RECORDS SUPPLIED —
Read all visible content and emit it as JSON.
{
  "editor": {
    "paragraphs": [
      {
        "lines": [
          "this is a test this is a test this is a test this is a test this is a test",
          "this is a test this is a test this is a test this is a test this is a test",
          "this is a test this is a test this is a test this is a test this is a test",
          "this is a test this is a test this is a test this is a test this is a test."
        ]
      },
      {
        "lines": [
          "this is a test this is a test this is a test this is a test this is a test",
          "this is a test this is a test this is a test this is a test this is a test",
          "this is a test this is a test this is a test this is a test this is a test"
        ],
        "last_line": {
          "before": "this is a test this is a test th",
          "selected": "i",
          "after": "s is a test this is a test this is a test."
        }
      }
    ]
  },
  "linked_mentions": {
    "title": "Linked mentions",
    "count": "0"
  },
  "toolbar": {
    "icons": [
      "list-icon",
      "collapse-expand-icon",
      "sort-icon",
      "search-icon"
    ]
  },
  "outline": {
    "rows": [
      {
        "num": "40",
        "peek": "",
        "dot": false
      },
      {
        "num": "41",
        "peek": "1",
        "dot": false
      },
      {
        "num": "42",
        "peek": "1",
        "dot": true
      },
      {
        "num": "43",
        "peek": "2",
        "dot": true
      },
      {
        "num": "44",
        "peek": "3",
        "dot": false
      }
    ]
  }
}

* * *

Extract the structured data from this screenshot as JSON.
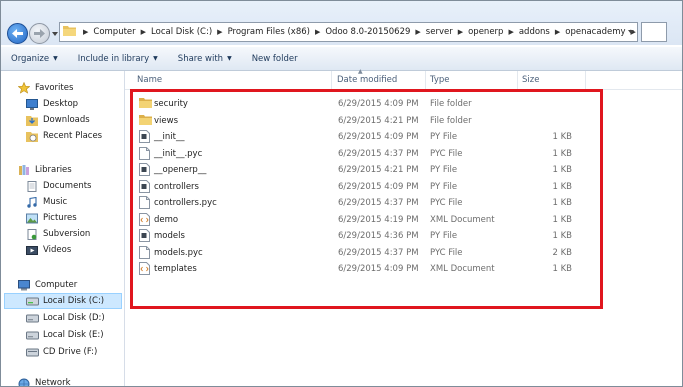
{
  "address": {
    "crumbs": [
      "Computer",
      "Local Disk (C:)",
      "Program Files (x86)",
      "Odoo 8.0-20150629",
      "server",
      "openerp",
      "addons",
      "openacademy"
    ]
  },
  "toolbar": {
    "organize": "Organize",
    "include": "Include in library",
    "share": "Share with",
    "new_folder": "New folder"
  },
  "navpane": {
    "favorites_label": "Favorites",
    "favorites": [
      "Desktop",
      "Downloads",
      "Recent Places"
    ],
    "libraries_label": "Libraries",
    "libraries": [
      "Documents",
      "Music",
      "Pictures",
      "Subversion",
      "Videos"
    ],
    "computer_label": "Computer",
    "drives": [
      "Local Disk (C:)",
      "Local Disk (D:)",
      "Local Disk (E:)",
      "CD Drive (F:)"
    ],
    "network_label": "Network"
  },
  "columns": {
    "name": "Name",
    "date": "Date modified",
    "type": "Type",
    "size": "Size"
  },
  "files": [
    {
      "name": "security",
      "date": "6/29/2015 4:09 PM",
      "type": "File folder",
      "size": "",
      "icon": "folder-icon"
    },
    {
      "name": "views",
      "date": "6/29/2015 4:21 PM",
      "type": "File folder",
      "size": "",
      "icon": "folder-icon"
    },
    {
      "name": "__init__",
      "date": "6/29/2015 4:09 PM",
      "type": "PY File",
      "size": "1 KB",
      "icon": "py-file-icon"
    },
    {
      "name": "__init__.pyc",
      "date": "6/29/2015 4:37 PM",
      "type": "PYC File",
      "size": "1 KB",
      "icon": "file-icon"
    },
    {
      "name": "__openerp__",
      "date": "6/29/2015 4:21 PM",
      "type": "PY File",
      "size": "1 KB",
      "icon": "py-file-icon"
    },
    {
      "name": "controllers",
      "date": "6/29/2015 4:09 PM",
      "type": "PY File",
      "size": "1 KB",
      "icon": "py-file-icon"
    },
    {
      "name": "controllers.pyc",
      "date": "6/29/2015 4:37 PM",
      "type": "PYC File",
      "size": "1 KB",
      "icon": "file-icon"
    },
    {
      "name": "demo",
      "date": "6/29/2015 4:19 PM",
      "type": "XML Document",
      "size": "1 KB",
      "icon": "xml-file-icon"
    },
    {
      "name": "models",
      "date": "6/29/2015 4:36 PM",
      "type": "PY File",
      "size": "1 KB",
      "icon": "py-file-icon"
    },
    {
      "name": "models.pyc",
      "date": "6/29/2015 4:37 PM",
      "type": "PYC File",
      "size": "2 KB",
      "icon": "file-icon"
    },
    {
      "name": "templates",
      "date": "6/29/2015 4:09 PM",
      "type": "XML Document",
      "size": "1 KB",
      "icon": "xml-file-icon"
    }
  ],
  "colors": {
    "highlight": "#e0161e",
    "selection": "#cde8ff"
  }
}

EXERCISE GOAL — Check each line of the data above for the word "JSON" and say how many lines contain it, giving nothing besides the number.

EXPECTED ANSWER — 2